Raw records:
....

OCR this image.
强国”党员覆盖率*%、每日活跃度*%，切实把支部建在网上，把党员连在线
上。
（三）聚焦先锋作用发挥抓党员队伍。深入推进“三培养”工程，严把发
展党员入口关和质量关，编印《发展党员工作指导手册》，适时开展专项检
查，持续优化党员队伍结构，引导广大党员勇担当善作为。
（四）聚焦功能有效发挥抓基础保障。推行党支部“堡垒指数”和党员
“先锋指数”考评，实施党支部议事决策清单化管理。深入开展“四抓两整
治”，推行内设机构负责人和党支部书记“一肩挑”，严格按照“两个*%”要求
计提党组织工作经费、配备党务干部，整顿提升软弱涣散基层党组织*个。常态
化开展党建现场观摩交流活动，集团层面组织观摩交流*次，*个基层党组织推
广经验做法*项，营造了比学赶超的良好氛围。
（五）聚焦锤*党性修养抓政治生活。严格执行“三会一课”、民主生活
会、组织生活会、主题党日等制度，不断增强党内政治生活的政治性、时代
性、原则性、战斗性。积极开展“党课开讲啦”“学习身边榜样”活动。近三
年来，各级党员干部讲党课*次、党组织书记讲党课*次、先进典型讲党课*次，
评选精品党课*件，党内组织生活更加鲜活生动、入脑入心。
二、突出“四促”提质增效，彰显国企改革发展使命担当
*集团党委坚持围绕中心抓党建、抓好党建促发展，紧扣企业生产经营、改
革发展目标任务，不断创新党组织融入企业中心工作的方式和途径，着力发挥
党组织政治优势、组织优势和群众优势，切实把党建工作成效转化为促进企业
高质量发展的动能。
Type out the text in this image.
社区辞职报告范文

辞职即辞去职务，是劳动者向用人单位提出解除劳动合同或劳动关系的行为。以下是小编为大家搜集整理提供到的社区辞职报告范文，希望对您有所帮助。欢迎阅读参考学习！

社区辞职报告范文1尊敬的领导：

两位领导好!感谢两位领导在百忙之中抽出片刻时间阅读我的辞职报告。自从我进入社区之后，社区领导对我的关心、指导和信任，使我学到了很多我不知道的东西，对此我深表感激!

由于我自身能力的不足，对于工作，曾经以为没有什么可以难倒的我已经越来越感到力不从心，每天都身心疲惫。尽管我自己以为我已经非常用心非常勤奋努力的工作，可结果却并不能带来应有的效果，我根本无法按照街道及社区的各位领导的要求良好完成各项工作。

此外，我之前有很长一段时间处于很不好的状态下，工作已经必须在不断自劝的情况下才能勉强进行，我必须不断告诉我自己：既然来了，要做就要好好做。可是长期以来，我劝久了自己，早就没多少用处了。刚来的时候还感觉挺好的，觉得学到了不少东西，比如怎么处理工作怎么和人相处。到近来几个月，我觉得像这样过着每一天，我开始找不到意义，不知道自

....

• EXERCISE INSTRUCTIONS: Copy every line in the records above that contains the word "this".

• SOLUTION:
OCR this image.
Type out the text in this image.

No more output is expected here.